# Stated goal
Below is some material; transcribe all of it exactly.

Extracted records:
────────────────

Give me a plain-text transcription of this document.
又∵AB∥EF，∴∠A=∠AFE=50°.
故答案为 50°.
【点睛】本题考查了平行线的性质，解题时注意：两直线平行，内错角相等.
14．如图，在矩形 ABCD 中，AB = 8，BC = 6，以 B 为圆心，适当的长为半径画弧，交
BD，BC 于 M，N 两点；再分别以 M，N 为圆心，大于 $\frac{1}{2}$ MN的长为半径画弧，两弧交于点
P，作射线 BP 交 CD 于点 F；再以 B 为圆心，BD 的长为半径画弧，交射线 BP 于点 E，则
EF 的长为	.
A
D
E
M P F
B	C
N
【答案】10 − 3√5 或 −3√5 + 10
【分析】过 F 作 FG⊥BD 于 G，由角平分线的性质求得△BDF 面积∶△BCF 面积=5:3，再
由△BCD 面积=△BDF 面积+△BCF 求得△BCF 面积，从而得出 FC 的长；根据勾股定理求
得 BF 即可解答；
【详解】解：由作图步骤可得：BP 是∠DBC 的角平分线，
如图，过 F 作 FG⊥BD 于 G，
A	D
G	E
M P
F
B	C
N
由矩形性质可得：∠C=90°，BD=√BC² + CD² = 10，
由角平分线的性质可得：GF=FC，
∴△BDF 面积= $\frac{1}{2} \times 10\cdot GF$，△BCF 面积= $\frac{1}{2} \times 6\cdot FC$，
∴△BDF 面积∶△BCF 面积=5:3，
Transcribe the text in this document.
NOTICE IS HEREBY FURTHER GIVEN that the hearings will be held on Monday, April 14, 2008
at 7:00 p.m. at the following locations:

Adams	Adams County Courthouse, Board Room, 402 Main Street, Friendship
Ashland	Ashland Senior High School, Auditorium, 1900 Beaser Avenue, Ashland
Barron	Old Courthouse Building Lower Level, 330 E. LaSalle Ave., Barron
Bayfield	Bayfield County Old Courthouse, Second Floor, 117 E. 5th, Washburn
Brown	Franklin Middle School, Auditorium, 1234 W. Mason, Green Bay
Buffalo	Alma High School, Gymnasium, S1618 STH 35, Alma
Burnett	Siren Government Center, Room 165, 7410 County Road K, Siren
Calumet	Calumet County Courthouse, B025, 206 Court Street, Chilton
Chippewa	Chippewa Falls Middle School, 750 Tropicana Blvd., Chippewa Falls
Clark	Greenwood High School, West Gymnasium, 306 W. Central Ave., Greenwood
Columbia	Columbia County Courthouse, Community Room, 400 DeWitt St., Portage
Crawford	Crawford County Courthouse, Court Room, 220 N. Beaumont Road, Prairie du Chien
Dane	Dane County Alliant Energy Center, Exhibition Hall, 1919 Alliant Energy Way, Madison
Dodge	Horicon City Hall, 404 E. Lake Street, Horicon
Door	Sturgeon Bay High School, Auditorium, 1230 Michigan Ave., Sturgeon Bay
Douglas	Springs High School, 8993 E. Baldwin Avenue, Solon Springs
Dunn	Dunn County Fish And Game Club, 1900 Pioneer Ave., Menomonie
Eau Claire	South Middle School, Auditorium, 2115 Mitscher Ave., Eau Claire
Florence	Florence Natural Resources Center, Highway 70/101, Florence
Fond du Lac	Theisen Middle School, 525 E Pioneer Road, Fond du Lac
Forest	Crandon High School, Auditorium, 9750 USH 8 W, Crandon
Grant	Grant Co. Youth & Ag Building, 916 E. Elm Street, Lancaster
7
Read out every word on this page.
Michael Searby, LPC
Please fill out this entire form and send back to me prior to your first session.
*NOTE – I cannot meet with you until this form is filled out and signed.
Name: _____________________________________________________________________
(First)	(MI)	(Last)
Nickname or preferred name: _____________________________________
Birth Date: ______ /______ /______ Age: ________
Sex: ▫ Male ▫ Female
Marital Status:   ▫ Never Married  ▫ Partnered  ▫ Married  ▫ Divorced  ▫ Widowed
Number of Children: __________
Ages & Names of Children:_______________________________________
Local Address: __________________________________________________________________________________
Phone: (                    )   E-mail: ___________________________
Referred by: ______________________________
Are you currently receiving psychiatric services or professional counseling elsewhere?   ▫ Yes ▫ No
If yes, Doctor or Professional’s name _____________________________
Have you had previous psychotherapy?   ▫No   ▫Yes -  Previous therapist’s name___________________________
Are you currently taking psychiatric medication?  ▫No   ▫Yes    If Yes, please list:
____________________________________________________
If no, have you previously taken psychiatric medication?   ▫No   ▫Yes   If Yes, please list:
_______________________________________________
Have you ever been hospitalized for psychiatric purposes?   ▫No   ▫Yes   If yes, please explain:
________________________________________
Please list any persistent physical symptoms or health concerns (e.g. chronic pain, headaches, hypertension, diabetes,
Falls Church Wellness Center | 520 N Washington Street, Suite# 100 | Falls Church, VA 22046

────────────────

# Full solution
Give me a plain-text transcription of this document.
又∵AB∥EF，∴∠A=∠AFE=50°.
故答案为 50°.
【点睛】本题考查了平行线的性质，解题时注意：两直线平行，内错角相等.
14．如图，在矩形 ABCD 中，AB = 8，BC = 6，以 B 为圆心，适当的长为半径画弧，交
BD，BC 于 M，N 两点；再分别以 M，N 为圆心，大于 $\frac{1}{2}$ MN的长为半径画弧，两弧交于点
P，作射线 BP 交 CD 于点 F；再以 B 为圆心，BD 的长为半径画弧，交射线 BP 于点 E，则
EF 的长为	.
A
D
E
M P F
B	C
N
【答案】10 − 3√5 或 −3√5 + 10
【分析】过 F 作 FG⊥BD 于 G，由角平分线的性质求得△BDF 面积∶△BCF 面积=5:3，再
由△BCD 面积=△BDF 面积+△BCF 求得△BCF 面积，从而得出 FC 的长；根据勾股定理求
得 BF 即可解答；
【详解】解：由作图步骤可得：BP 是∠DBC 的角平分线，
如图，过 F 作 FG⊥BD 于 G，
A	D
G	E
M P
F
B	C
N
由矩形性质可得：∠C=90°，BD=√BC² + CD² = 10，
由角平分线的性质可得：GF=FC，
∴△BDF 面积= $\frac{1}{2} \times 10\cdot GF$，△BCF 面积= $\frac{1}{2} \times 6\cdot FC$，
∴△BDF 面积∶△BCF 面积=5:3，
Transcribe the text in this document.
NOTICE IS HEREBY FURTHER GIVEN that the hearings will be held on Monday, April 14, 2008
at 7:00 p.m. at the following locations:

Adams	Adams County Courthouse, Board Room, 402 Main Street, Friendship
Ashland	Ashland Senior High School, Auditorium, 1900 Beaser Avenue, Ashland
Barron	Old Courthouse Building Lower Level, 330 E. LaSalle Ave., Barron
Bayfield	Bayfield County Old Courthouse, Second Floor, 117 E. 5th, Washburn
Brown	Franklin Middle School, Auditorium, 1234 W. Mason, Green Bay
Buffalo	Alma High School, Gymnasium, S1618 STH 35, Alma
Burnett	Siren Government Center, Room 165, 7410 County Road K, Siren
Calumet	Calumet County Courthouse, B025, 206 Court Street, Chilton
Chippewa	Chippewa Falls Middle School, 750 Tropicana Blvd., Chippewa Falls
Clark	Greenwood High School, West Gymnasium, 306 W. Central Ave., Greenwood
Columbia	Columbia County Courthouse, Community Room, 400 DeWitt St., Portage
Crawford	Crawford County Courthouse, Court Room, 220 N. Beaumont Road, Prairie du Chien
Dane	Dane County Alliant Energy Center, Exhibition Hall, 1919 Alliant Energy Way, Madison
Dodge	Horicon City Hall, 404 E. Lake Street, Horicon
Door	Sturgeon Bay High School, Auditorium, 1230 Michigan Ave., Sturgeon Bay
Douglas	Springs High School, 8993 E. Baldwin Avenue, Solon Springs
Dunn	Dunn County Fish And Game Club, 1900 Pioneer Ave., Menomonie
Eau Claire	South Middle School, Auditorium, 2115 Mitscher Ave., Eau Claire
Florence	Florence Natural Resources Center, Highway 70/101, Florence
Fond du Lac	Theisen Middle School, 525 E Pioneer Road, Fond du Lac
Forest	Crandon High School, Auditorium, 9750 USH 8 W, Crandon
Grant	Grant Co. Youth & Ag Building, 916 E. Elm Street, Lancaster
7
Read out every word on this page.
Michael Searby, LPC
Please fill out this entire form and send back to me prior to your first session.
*NOTE – I cannot meet with you until this form is filled out and signed.
Name: _____________________________________________________________________
(First)	(MI)	(Last)
Nickname or preferred name: _____________________________________
Birth Date: ______ /______ /______ Age: ________
Sex: ▫ Male ▫ Female
Marital Status:   ▫ Never Married  ▫ Partnered  ▫ Married  ▫ Divorced  ▫ Widowed
Number of Children: __________
Ages & Names of Children:_______________________________________
Local Address: __________________________________________________________________________________
Phone: (                    )   E-mail: ___________________________
Referred by: ______________________________
Are you currently receiving psychiatric services or professional counseling elsewhere?   ▫ Yes ▫ No
If yes, Doctor or Professional’s name _____________________________
Have you had previous psychotherapy?   ▫No   ▫Yes -  Previous therapist’s name___________________________
Are you currently taking psychiatric medication?  ▫No   ▫Yes    If Yes, please list:
____________________________________________________
If no, have you previously taken psychiatric medication?   ▫No   ▫Yes   If Yes, please list:
_______________________________________________
Have you ever been hospitalized for psychiatric purposes?   ▫No   ▫Yes   If yes, please explain:
________________________________________
Please list any persistent physical symptoms or health concerns (e.g. chronic pain, headaches, hypertension, diabetes,
Falls Church Wellness Center | 520 N Washington Street, Suite# 100 | Falls Church, VA 22046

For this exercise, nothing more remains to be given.